Sayfa alıntısı:
►

Sandık Sandık Usandık

SELAHATTİN YILDIZ Sandık Sandık Usandık

SELAHATTİN YILDIZ
Sandık Sandık Usandık
 
Bu ülkede yaşamak gerçekten maharet işi. Bir toplumun toptan politize olduğu bir yerde kim sağlıklı yaşayabilir ki. Umut edişlerimiz karamsarlık sandığı içinde kayboluyor. Bahar geliyor, çiçekler açıyor ve bundan bize ne. Baharı en güzel hayvanlar yaşıyor çünkü biz yine politize olmuş duygularımızla çiçekleri koparıp koparıp atıyoruz. Seviyor sevmiyor diye papatyaları dımdızlak bıraktık. Papatya ne bilsin senin sevip sevmediğini. Sen daha karar vermemişken papatya mı karar verecek. Sen daha seçeceğin kişinin kim olduğunu bilmeyen sandık mecnunuyken, seni kim seçer. Çocukluğumuzda yaşadığımız o baharlar cennette kalmış da biz arafta kalmışız şimdi. Bahar gelmiş bize ne, biz yine kavga ediyoruz adam bildiklerimizi baş etmeye.
 
Bu topraklara tohum atarken birileri de tuz ekmiş üstüne. Demokrasi sakat doğmuş ülkemde. Her gelen fahişe muamelesi yapıyor düzene. Ayağı aksıyor, kulağı sağır, gözü biraz kapalı. Liyakatliler haddini biliyor, liyakatsizler en önde. Aşağı tükürsen sakal, yukarı tükürsen bıyık. En iyi bildiğimiz iş yutkunmak. Arılar uçuşuyor çiçekten çiçeğe dolduruyor balı sandığa. Bizde koşacağız arılar gibi sandığa, atacağız içine içimizde ne varsa. Acaba tadı nasıl olacak.
 
Peki ne doldurduk içimize ne atacağız o sandığın içine. İçimizin deprem yıkıntısından farkı yok. Hangi görüşten olursak olalım yönetime eli dokunamayanların hayatlarına dokunulacak. Bu hayattan cırcır böceği kadar zevk almadan göçüp gideceğiz. Bizleri politize edip sandığa koşturup gönlümüze yalancı sevgileri sokanların elleri seçim sabahı cebimizde olacak. Bu döngüyü hep yaşayıp yanılıyoruz. Biz insanız, insan nasıl yaşamalı acep.
 
Bilmem kaça bölündük. Şucu olduk, bucu olduk. Bölündükçe zayıfladık ve zayıfladıkça kolay lokma olduk. Çocuğunun geleceğinden daha çok siyasilerin geleceğini düşünen bir anne baba geleceğe ne bırakabilir ki. Parti liderlerinin seçtiği adamları seçmek zorunda kaldığımız seçimlerin kaçıncısındayız. Bunun adı seçim değil seçilmişleri seçmeye maruz bırakılmaktır. Uyutuluyoruz ey halkım. Sen de bundan pek şikayetçi değilsin. O zaman susma hakkını kullan ve sus.
 
Panayırlar kuruldu, bayraklar asıldı, billboardlar renklendi. Vaatler, janjanlı paketlerle cici şekerler gibi havada uçuşuyor. Halkın siyasete verdiği vergiler halkın desteğini almak için ulufe gibi dağıtılmaya başlandı. Bitmeyen vaatler hep ülke selameti için. Yersen.

◄

Yazılı talep A: Sandık yazısında ülkedeki demokrasiye yakıştırılan bedensel kusurların hepsini sıralayın.
Yazılı talep B: Sandık yazısının bir bölümünü aynen yazın: "Panayırlar kuruldu, bayraklar" sözlerinin geçtiği yerden başlayın ve "selameti için. Yersen." sözlerinden sonra bırakın.

Kayıt alıntıları:
►

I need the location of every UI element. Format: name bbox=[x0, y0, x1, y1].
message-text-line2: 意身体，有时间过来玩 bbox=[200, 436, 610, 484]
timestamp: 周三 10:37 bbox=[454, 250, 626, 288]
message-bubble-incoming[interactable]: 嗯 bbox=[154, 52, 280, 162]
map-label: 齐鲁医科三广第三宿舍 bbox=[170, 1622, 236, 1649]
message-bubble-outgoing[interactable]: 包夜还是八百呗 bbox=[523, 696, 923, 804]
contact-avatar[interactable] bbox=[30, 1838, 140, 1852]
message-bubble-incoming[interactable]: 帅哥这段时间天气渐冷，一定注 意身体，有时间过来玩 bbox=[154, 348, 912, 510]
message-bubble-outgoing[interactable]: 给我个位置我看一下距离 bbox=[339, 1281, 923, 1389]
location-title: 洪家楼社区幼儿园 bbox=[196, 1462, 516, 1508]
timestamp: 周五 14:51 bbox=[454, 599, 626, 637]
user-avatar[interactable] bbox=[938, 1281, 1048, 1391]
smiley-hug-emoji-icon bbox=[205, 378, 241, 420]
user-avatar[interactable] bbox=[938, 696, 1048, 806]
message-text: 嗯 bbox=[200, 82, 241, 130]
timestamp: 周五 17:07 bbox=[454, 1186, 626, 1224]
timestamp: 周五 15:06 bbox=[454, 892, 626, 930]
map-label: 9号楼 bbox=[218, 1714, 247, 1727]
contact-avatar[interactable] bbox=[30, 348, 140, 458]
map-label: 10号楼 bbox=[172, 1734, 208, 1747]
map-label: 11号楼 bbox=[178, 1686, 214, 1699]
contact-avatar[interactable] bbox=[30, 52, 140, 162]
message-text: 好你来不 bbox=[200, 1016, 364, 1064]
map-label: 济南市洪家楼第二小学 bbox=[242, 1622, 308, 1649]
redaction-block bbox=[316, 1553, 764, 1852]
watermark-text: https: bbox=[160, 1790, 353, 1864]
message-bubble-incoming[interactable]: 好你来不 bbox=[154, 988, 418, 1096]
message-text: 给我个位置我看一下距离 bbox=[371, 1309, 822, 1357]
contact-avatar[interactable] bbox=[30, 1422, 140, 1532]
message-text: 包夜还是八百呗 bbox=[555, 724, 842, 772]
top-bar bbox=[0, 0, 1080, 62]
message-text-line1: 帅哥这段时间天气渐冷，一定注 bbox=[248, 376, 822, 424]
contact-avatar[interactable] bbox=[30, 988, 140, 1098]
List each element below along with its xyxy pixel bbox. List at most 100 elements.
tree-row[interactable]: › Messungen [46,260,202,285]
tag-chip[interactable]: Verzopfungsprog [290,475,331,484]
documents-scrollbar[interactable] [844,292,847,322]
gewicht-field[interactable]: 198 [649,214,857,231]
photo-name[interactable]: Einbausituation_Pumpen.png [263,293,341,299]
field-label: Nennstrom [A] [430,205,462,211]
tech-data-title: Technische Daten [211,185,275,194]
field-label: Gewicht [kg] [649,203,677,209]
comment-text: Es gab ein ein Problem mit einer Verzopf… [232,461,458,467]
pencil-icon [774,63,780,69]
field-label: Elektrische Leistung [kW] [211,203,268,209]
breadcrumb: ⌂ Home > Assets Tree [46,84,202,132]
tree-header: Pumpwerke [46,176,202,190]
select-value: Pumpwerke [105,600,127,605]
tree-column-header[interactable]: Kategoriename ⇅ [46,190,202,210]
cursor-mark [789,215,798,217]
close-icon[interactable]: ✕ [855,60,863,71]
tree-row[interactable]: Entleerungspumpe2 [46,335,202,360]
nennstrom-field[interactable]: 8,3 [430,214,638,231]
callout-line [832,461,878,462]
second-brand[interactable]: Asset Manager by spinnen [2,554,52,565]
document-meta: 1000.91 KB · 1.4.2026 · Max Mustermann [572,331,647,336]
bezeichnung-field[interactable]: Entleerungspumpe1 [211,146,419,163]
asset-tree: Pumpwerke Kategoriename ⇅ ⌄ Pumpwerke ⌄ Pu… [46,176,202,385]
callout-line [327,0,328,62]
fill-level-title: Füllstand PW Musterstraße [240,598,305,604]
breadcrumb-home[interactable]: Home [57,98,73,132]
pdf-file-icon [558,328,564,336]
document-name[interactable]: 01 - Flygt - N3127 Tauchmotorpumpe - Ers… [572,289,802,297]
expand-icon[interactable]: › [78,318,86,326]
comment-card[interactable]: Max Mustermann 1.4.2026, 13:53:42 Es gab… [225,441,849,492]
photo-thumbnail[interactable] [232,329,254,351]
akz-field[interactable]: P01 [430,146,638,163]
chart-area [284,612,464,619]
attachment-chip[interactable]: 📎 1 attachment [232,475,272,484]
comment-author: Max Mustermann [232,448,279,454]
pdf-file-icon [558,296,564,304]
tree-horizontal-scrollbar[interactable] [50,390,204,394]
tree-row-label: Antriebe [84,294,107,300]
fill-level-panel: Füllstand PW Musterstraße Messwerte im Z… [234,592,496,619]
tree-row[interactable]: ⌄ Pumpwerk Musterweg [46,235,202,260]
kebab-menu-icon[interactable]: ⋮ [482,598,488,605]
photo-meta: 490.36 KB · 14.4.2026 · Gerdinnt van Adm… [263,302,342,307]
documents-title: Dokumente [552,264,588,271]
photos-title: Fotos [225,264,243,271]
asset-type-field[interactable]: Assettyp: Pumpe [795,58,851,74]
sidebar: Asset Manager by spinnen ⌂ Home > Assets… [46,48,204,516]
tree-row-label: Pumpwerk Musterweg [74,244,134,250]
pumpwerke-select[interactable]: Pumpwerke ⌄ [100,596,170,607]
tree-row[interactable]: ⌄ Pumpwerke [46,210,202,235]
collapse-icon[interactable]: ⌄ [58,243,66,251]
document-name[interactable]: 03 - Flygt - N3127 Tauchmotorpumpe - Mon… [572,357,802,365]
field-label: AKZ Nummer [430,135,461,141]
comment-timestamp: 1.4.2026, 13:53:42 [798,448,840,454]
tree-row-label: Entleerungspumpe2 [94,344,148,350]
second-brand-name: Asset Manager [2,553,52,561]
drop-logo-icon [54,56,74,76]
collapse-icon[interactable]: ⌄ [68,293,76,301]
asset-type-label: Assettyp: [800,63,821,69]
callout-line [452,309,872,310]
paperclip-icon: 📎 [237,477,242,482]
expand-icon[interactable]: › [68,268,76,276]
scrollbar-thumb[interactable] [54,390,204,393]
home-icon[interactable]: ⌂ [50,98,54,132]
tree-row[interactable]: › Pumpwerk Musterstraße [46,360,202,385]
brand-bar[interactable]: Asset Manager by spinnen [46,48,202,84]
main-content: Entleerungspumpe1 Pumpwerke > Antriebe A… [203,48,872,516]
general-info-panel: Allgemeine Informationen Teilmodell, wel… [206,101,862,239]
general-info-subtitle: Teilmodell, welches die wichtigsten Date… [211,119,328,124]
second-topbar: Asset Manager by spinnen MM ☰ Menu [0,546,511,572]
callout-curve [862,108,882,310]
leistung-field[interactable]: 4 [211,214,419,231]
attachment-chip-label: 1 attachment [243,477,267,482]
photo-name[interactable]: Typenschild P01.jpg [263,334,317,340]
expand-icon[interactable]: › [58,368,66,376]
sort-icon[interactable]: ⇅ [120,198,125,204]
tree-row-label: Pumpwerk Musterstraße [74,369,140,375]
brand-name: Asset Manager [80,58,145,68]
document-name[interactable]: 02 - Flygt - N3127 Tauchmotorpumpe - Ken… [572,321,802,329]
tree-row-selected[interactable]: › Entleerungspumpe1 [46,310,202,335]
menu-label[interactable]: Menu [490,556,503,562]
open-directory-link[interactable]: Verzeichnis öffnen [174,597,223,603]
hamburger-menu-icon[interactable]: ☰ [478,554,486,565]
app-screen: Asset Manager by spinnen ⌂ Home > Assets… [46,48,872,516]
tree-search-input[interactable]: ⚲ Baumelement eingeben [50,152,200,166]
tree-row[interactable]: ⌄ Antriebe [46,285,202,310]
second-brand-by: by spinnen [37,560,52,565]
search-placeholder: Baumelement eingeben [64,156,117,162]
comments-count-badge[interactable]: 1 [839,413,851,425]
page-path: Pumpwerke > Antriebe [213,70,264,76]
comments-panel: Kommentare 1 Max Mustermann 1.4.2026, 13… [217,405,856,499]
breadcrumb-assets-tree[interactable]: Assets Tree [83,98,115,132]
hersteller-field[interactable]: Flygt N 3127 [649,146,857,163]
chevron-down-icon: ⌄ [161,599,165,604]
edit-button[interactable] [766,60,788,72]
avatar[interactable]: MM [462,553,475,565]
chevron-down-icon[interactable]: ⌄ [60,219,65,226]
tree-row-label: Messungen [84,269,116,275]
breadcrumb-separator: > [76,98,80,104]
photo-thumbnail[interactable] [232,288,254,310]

◄

Alıştırma çözümü A: Ayağının aksaması, kulağının sağır olması ve gözünün biraz kapalı olması.

Alıştırma çözümü B:
Panayırlar kuruldu, bayraklar asıldı, billboardlar renklendi. Vaatler, janjanlı paketlerle cici şekerler gibi havada uçuşuyor. Halkın siyasete verdiği vergiler halkın desteğini almak için ulufe gibi dağıtılmaya başlandı. Bitmeyen vaatler hep ülke selameti için. Yersen.